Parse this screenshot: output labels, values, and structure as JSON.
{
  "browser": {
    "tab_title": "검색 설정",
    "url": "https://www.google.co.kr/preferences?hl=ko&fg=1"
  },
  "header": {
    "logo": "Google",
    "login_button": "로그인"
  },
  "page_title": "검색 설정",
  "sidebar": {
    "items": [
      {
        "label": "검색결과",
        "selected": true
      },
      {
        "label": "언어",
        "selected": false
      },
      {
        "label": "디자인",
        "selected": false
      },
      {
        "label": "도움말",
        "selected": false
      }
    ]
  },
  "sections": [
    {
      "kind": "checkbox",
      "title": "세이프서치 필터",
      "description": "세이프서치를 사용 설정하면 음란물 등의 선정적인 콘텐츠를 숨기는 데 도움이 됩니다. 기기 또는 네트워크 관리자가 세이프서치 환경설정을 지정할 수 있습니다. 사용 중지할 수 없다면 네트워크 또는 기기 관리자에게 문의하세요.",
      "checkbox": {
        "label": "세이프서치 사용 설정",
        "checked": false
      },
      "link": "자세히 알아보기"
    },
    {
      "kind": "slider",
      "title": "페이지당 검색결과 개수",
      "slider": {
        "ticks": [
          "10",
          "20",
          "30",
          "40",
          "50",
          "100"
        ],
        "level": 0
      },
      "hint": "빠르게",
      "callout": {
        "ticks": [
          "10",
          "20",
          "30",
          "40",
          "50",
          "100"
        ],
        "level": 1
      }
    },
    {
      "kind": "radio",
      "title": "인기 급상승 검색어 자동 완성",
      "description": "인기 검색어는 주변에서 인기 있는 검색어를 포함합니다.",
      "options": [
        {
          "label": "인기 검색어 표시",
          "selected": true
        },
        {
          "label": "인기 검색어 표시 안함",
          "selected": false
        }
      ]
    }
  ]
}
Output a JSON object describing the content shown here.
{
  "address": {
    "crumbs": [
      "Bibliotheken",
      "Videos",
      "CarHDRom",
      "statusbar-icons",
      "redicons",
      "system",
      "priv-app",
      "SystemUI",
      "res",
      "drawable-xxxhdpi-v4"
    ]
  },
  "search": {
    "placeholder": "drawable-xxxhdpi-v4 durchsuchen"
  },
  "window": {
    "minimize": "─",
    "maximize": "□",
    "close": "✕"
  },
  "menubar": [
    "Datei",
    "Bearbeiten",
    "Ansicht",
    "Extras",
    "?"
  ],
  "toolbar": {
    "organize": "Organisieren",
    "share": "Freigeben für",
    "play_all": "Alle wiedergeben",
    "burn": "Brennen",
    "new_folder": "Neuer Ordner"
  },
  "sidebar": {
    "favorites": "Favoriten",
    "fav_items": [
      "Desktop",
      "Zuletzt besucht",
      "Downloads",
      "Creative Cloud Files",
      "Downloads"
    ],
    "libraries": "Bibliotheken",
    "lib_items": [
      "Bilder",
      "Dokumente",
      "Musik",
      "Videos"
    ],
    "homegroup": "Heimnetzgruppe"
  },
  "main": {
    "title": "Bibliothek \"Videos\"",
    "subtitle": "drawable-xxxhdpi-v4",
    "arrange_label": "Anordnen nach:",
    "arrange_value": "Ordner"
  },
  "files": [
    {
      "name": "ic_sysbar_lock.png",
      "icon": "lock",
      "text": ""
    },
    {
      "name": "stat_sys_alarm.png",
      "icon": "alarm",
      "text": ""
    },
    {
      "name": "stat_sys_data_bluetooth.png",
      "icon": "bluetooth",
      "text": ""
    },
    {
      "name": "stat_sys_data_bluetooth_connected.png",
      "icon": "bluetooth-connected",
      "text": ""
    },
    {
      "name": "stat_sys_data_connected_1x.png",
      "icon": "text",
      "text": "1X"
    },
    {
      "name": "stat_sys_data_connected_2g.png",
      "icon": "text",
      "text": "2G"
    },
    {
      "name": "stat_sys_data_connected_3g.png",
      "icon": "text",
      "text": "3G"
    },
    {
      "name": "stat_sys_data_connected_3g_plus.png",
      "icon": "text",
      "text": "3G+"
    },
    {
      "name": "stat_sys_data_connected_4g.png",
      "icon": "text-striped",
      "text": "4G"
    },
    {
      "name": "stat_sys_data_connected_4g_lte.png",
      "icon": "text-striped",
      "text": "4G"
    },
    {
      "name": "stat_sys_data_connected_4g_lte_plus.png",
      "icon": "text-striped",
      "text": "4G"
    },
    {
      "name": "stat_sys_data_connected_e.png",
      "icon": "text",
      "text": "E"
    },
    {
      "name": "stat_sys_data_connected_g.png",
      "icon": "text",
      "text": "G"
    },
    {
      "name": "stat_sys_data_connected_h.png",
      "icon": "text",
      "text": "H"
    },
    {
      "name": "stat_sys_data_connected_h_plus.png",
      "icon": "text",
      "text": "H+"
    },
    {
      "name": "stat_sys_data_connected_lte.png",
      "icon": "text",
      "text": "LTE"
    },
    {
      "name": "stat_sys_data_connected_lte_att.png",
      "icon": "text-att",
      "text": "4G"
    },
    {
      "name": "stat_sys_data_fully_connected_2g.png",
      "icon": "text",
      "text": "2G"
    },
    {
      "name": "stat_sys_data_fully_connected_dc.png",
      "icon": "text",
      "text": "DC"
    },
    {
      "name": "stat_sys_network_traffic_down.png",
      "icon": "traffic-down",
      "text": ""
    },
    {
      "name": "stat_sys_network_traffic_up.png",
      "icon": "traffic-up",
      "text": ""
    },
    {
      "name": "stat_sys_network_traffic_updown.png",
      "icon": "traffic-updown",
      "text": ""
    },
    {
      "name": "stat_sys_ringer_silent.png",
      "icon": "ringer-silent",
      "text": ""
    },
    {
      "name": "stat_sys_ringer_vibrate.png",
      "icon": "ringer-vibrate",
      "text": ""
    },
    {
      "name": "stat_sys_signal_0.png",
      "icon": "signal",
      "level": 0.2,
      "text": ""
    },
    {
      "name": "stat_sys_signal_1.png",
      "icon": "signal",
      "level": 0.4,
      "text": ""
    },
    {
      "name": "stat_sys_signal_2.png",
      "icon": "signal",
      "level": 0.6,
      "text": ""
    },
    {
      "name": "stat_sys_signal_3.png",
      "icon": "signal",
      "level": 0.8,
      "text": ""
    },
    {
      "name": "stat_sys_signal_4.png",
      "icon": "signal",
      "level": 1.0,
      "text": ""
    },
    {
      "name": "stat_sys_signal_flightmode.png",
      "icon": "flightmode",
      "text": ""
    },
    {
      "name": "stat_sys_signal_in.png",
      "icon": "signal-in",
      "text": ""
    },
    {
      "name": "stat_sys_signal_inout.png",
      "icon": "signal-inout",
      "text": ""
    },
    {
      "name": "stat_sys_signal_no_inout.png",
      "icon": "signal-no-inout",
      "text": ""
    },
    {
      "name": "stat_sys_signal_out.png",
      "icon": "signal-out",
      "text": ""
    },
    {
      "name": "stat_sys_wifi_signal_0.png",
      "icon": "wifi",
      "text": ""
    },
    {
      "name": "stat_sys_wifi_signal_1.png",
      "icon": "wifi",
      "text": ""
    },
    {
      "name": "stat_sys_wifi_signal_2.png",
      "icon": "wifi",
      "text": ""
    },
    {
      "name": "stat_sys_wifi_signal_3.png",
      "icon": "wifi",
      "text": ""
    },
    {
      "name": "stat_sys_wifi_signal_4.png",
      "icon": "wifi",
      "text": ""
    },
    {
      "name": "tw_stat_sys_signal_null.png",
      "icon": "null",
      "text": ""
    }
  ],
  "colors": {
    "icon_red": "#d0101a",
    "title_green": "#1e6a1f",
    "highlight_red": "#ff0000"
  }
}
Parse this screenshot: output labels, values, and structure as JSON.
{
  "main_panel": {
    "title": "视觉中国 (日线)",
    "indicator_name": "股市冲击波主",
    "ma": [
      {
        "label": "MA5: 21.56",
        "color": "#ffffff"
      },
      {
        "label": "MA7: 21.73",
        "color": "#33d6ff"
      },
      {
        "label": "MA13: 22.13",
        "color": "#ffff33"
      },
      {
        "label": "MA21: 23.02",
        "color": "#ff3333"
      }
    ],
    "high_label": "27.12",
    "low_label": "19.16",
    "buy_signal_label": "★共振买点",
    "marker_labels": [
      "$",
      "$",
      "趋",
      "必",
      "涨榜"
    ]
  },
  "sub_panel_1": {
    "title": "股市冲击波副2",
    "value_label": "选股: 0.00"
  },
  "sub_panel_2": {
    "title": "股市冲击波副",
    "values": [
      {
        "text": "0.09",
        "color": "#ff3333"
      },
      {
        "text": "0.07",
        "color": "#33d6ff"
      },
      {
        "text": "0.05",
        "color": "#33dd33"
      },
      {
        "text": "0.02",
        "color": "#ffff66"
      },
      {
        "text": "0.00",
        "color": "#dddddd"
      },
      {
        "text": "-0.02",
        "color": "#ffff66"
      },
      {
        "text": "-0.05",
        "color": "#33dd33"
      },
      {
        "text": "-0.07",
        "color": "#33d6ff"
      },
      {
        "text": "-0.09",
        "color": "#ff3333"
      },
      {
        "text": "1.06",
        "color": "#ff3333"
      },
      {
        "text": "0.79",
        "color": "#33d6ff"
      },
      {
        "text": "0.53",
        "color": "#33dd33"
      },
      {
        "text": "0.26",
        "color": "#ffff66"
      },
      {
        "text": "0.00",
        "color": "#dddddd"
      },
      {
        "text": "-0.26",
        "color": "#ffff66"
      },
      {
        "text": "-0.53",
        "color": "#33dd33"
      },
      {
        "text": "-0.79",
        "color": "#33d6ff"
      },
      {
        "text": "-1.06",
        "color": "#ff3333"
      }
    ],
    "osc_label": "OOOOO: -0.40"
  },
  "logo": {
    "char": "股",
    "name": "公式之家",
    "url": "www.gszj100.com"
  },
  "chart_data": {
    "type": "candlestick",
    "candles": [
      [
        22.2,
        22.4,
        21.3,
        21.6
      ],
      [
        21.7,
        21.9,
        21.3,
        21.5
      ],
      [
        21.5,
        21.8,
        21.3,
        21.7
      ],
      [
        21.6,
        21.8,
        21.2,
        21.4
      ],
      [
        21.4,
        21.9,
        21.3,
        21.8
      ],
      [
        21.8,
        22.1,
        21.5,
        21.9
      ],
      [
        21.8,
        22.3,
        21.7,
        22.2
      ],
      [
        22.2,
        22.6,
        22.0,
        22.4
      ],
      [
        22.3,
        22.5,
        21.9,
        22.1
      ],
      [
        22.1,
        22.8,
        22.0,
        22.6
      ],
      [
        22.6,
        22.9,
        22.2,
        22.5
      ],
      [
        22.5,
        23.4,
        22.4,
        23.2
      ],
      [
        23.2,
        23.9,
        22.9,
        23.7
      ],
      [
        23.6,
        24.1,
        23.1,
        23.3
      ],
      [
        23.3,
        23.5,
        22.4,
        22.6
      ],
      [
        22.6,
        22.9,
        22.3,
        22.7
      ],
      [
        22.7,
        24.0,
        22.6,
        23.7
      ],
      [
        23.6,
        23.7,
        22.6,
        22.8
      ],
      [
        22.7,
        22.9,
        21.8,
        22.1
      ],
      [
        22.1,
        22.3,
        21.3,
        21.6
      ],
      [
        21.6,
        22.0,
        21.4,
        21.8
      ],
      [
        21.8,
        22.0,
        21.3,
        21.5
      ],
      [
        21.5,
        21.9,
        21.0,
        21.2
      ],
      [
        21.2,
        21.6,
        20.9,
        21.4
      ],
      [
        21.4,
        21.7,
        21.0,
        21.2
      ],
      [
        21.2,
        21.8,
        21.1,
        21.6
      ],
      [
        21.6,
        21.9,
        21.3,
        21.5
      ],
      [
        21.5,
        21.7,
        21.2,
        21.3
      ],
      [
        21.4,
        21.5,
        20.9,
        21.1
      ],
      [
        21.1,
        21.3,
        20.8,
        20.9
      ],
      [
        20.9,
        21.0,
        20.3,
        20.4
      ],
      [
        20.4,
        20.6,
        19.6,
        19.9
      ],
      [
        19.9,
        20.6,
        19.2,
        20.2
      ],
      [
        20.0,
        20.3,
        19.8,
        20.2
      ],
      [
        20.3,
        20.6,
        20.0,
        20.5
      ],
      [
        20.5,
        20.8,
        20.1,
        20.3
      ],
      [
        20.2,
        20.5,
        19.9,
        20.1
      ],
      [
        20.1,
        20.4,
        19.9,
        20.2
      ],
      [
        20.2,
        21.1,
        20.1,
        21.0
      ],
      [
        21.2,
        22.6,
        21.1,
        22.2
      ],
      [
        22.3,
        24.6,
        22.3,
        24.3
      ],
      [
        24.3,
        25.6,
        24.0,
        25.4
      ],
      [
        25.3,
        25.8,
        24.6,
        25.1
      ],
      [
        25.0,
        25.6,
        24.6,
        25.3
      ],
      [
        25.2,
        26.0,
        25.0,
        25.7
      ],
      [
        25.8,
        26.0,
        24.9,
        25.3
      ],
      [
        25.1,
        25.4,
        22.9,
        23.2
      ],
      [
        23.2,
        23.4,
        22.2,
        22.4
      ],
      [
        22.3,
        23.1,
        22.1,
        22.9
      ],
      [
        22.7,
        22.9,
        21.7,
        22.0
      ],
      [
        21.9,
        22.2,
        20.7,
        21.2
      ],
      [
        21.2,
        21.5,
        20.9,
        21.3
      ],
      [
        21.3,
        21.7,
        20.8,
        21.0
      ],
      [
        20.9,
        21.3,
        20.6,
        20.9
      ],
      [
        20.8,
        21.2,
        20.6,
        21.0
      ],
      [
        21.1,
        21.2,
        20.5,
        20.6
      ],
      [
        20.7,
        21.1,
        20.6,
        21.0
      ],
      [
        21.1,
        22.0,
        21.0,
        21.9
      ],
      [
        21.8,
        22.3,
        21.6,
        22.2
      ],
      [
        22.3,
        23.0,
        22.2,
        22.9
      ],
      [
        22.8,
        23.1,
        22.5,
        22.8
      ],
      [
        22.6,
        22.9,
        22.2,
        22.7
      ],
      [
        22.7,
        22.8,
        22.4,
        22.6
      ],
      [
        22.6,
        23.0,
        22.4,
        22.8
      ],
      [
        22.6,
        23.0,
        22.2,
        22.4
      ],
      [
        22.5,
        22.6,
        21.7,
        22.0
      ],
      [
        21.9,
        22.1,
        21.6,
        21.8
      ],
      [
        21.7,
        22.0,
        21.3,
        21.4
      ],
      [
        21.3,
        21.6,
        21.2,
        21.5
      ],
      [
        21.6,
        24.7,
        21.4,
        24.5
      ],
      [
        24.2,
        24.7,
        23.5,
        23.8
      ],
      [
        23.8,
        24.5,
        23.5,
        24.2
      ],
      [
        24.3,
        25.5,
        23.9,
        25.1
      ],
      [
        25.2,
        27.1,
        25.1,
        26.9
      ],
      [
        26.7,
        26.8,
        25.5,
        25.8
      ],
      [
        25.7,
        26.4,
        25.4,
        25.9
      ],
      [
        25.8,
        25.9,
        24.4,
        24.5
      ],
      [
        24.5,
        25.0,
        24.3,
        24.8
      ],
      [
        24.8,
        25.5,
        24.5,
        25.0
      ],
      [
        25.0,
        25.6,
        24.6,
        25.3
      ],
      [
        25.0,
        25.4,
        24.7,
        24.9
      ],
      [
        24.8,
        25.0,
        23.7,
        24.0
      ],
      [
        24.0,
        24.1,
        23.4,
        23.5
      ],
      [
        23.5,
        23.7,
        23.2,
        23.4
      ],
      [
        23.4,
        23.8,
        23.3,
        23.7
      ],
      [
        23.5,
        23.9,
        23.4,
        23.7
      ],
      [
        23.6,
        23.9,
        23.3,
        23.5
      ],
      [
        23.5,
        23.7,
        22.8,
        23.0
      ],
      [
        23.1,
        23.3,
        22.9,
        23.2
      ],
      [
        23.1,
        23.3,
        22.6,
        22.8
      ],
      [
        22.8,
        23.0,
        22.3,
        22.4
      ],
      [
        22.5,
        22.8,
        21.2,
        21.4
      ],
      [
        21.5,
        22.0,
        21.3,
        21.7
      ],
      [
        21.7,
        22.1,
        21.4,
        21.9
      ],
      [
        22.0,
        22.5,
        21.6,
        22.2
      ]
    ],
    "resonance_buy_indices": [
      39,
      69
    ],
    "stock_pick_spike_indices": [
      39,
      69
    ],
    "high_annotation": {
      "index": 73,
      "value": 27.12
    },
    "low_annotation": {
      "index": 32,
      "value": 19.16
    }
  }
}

====

● OBJECTIVE: State the number of lines above that hold the string "Bibliotheken", with nothing added.

● SOLUTION TO THE EXERCISE: 2